• SET PROBLEM: Leave the pictures out, and retype all of the material exactly as written.

• SUPPLIED DATA:
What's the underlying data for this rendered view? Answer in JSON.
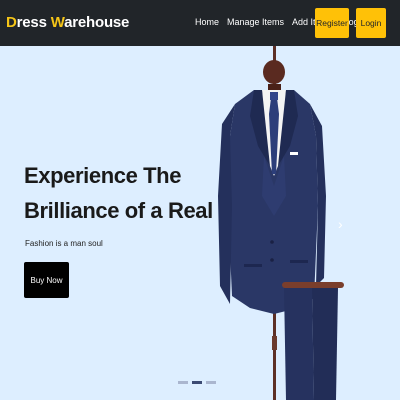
{
  "brand": {
    "first": "D",
    "first_rest": "ress ",
    "second": "W",
    "second_rest": "arehouse"
  },
  "nav": {
    "items": [
      "Home",
      "Manage Items",
      "Add Items",
      "Blogs"
    ],
    "register": "Register",
    "login": "Login"
  },
  "hero": {
    "headline_line1": "Experience The",
    "headline_line2": "Brilliance of a Real Gem",
    "tagline": "Fashion is a man soul",
    "button": "Buy Now"
  },
  "carousel": {
    "next_icon": "chevron-right-icon"
  },
  "colors": {
    "navbar": "#212529",
    "accent": "#ffc107",
    "hero_bg": "#ddeeff",
    "suit": "#2a3766"
  }
}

• WRITTEN ANSWER:
What's the underlying data for this rendered view? Answer in JSON.
{
  "brand": {
    "first": "D",
    "first_rest": "ress ",
    "second": "W",
    "second_rest": "arehouse"
  },
  "nav": {
    "items": [
      "Home",
      "Manage Items",
      "Add Items",
      "Blogs"
    ],
    "register": "Register",
    "login": "Login"
  },
  "hero": {
    "headline_line1": "Experience The",
    "headline_line2": "Brilliance of a Real Gem",
    "tagline": "Fashion is a man soul",
    "button": "Buy Now"
  },
  "carousel": {
    "next_icon": "chevron-right-icon"
  },
  "colors": {
    "navbar": "#212529",
    "accent": "#ffc107",
    "hero_bg": "#ddeeff",
    "suit": "#2a3766"
  }
}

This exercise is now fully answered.